Output every entry exactly as given.

══ Data for the task ══

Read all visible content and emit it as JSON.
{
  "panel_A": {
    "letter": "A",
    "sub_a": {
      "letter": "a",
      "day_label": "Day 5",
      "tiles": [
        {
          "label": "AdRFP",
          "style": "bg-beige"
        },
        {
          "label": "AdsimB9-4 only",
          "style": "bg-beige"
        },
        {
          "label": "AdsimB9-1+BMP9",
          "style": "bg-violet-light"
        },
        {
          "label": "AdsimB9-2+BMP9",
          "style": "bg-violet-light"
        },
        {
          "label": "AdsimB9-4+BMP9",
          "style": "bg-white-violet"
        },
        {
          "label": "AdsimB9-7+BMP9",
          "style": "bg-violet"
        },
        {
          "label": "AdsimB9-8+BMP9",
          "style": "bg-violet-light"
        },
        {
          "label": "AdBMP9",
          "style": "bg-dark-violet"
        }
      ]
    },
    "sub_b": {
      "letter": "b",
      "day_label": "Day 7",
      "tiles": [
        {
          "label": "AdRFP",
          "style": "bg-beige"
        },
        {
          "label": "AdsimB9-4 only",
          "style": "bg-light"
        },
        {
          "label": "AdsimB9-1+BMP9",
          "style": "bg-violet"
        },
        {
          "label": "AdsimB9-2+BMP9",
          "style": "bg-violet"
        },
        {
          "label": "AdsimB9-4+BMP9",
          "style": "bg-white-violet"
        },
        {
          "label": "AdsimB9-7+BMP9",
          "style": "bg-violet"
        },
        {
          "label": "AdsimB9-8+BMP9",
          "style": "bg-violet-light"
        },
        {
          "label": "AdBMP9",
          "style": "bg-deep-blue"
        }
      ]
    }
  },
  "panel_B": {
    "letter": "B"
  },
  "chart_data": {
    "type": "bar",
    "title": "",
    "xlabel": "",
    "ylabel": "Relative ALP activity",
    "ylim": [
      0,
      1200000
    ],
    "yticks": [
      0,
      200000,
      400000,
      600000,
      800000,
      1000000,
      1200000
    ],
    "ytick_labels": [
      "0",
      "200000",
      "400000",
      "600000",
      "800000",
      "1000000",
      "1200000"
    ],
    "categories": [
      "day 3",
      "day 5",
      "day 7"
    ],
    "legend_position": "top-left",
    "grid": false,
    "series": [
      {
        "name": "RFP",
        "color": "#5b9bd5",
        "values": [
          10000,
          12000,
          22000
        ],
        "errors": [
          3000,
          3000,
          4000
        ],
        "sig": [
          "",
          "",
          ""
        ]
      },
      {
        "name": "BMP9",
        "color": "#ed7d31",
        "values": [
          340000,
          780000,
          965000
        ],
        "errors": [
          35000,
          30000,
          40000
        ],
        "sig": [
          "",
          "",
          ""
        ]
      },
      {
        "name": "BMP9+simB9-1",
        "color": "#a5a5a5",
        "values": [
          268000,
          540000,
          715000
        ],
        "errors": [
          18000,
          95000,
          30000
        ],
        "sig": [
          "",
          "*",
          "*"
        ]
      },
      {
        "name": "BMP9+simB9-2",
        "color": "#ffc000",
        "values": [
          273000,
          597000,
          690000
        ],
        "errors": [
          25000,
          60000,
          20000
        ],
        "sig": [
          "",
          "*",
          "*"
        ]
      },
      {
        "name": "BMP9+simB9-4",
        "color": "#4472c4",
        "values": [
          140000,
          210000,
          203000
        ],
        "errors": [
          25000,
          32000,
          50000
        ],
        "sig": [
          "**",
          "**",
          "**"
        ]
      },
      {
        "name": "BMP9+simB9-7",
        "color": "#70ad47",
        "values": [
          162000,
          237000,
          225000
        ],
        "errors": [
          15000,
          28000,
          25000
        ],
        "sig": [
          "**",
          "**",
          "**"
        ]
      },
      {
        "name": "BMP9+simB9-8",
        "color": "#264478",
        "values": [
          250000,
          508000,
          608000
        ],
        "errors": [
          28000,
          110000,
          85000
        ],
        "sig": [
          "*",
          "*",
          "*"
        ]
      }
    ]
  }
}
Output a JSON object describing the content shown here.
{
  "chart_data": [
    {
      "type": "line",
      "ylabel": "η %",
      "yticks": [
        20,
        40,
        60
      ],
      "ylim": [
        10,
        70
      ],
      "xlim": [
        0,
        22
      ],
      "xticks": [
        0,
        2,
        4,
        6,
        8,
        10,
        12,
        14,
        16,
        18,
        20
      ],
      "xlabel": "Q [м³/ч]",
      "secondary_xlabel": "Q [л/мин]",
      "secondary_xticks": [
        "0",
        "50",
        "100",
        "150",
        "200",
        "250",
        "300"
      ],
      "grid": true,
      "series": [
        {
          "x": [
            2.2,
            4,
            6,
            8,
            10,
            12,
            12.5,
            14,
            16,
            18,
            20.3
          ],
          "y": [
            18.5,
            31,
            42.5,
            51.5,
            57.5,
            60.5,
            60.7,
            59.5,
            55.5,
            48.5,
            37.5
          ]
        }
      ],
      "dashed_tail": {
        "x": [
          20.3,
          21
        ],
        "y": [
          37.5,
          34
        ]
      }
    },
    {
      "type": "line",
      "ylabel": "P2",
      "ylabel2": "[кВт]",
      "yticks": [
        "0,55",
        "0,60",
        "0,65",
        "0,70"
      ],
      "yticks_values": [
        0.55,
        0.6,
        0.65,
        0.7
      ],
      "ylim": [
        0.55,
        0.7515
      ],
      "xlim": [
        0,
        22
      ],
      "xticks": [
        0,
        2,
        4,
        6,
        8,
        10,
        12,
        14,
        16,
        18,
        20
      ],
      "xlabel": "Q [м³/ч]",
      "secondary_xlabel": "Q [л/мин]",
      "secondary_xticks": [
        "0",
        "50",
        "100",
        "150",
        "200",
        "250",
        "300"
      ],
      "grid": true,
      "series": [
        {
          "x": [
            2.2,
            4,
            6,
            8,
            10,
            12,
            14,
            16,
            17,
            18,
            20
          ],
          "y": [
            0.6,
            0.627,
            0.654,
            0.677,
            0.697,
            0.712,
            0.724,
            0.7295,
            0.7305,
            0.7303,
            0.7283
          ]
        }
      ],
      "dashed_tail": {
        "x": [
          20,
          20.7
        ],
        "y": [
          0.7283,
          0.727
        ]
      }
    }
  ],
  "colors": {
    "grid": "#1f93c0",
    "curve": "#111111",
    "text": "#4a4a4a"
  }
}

═══

Exercise output:
Read all visible content and emit it as JSON.
{
  "panel_A": {
    "letter": "A",
    "sub_a": {
      "letter": "a",
      "day_label": "Day 5",
      "tiles": [
        {
          "label": "AdRFP",
          "style": "bg-beige"
        },
        {
          "label": "AdsimB9-4 only",
          "style": "bg-beige"
        },
        {
          "label": "AdsimB9-1+BMP9",
          "style": "bg-violet-light"
        },
        {
          "label": "AdsimB9-2+BMP9",
          "style": "bg-violet-light"
        },
        {
          "label": "AdsimB9-4+BMP9",
          "style": "bg-white-violet"
        },
        {
          "label": "AdsimB9-7+BMP9",
          "style": "bg-violet"
        },
        {
          "label": "AdsimB9-8+BMP9",
          "style": "bg-violet-light"
        },
        {
          "label": "AdBMP9",
          "style": "bg-dark-violet"
        }
      ]
    },
    "sub_b": {
      "letter": "b",
      "day_label": "Day 7",
      "tiles": [
        {
          "label": "AdRFP",
          "style": "bg-beige"
        },
        {
          "label": "AdsimB9-4 only",
          "style": "bg-light"
        },
        {
          "label": "AdsimB9-1+BMP9",
          "style": "bg-violet"
        },
        {
          "label": "AdsimB9-2+BMP9",
          "style": "bg-violet"
        },
        {
          "label": "AdsimB9-4+BMP9",
          "style": "bg-white-violet"
        },
        {
          "label": "AdsimB9-7+BMP9",
          "style": "bg-violet"
        },
        {
          "label": "AdsimB9-8+BMP9",
          "style": "bg-violet-light"
        },
        {
          "label": "AdBMP9",
          "style": "bg-deep-blue"
        }
      ]
    }
  },
  "panel_B": {
    "letter": "B"
  },
  "chart_data": {
    "type": "bar",
    "title": "",
    "xlabel": "",
    "ylabel": "Relative ALP activity",
    "ylim": [
      0,
      1200000
    ],
    "yticks": [
      0,
      200000,
      400000,
      600000,
      800000,
      1000000,
      1200000
    ],
    "ytick_labels": [
      "0",
      "200000",
      "400000",
      "600000",
      "800000",
      "1000000",
      "1200000"
    ],
    "categories": [
      "day 3",
      "day 5",
      "day 7"
    ],
    "legend_position": "top-left",
    "grid": false,
    "series": [
      {
        "name": "RFP",
        "color": "#5b9bd5",
        "values": [
          10000,
          12000,
          22000
        ],
        "errors": [
          3000,
          3000,
          4000
        ],
        "sig": [
          "",
          "",
          ""
        ]
      },
      {
        "name": "BMP9",
        "color": "#ed7d31",
        "values": [
          340000,
          780000,
          965000
        ],
        "errors": [
          35000,
          30000,
          40000
        ],
        "sig": [
          "",
          "",
          ""
        ]
      },
      {
        "name": "BMP9+simB9-1",
        "color": "#a5a5a5",
        "values": [
          268000,
          540000,
          715000
        ],
        "errors": [
          18000,
          95000,
          30000
        ],
        "sig": [
          "",
          "*",
          "*"
        ]
      },
      {
        "name": "BMP9+simB9-2",
        "color": "#ffc000",
        "values": [
          273000,
          597000,
          690000
        ],
        "errors": [
          25000,
          60000,
          20000
        ],
        "sig": [
          "",
          "*",
          "*"
        ]
      },
      {
        "name": "BMP9+simB9-4",
        "color": "#4472c4",
        "values": [
          140000,
          210000,
          203000
        ],
        "errors": [
          25000,
          32000,
          50000
        ],
        "sig": [
          "**",
          "**",
          "**"
        ]
      },
      {
        "name": "BMP9+simB9-7",
        "color": "#70ad47",
        "values": [
          162000,
          237000,
          225000
        ],
        "errors": [
          15000,
          28000,
          25000
        ],
        "sig": [
          "**",
          "**",
          "**"
        ]
      },
      {
        "name": "BMP9+simB9-8",
        "color": "#264478",
        "values": [
          250000,
          508000,
          608000
        ],
        "errors": [
          28000,
          110000,
          85000
        ],
        "sig": [
          "*",
          "*",
          "*"
        ]
      }
    ]
  }
}
Output a JSON object describing the content shown here.
{
  "chart_data": [
    {
      "type": "line",
      "ylabel": "η %",
      "yticks": [
        20,
        40,
        60
      ],
      "ylim": [
        10,
        70
      ],
      "xlim": [
        0,
        22
      ],
      "xticks": [
        0,
        2,
        4,
        6,
        8,
        10,
        12,
        14,
        16,
        18,
        20
      ],
      "xlabel": "Q [м³/ч]",
      "secondary_xlabel": "Q [л/мин]",
      "secondary_xticks": [
        "0",
        "50",
        "100",
        "150",
        "200",
        "250",
        "300"
      ],
      "grid": true,
      "series": [
        {
          "x": [
            2.2,
            4,
            6,
            8,
            10,
            12,
            12.5,
            14,
            16,
            18,
            20.3
          ],
          "y": [
            18.5,
            31,
            42.5,
            51.5,
            57.5,
            60.5,
            60.7,
            59.5,
            55.5,
            48.5,
            37.5
          ]
        }
      ],
      "dashed_tail": {
        "x": [
          20.3,
          21
        ],
        "y": [
          37.5,
          34
        ]
      }
    },
    {
      "type": "line",
      "ylabel": "P2",
      "ylabel2": "[кВт]",
      "yticks": [
        "0,55",
        "0,60",
        "0,65",
        "0,70"
      ],
      "yticks_values": [
        0.55,
        0.6,
        0.65,
        0.7
      ],
      "ylim": [
        0.55,
        0.7515
      ],
      "xlim": [
        0,
        22
      ],
      "xticks": [
        0,
        2,
        4,
        6,
        8,
        10,
        12,
        14,
        16,
        18,
        20
      ],
      "xlabel": "Q [м³/ч]",
      "secondary_xlabel": "Q [л/мин]",
      "secondary_xticks": [
        "0",
        "50",
        "100",
        "150",
        "200",
        "250",
        "300"
      ],
      "grid": true,
      "series": [
        {
          "x": [
            2.2,
            4,
            6,
            8,
            10,
            12,
            14,
            16,
            17,
            18,
            20
          ],
          "y": [
            0.6,
            0.627,
            0.654,
            0.677,
            0.697,
            0.712,
            0.724,
            0.7295,
            0.7305,
            0.7303,
            0.7283
          ]
        }
      ],
      "dashed_tail": {
        "x": [
          20,
          20.7
        ],
        "y": [
          0.7283,
          0.727
        ]
      }
    }
  ],
  "colors": {
    "grid": "#1f93c0",
    "curve": "#111111",
    "text": "#4a4a4a"
  }
}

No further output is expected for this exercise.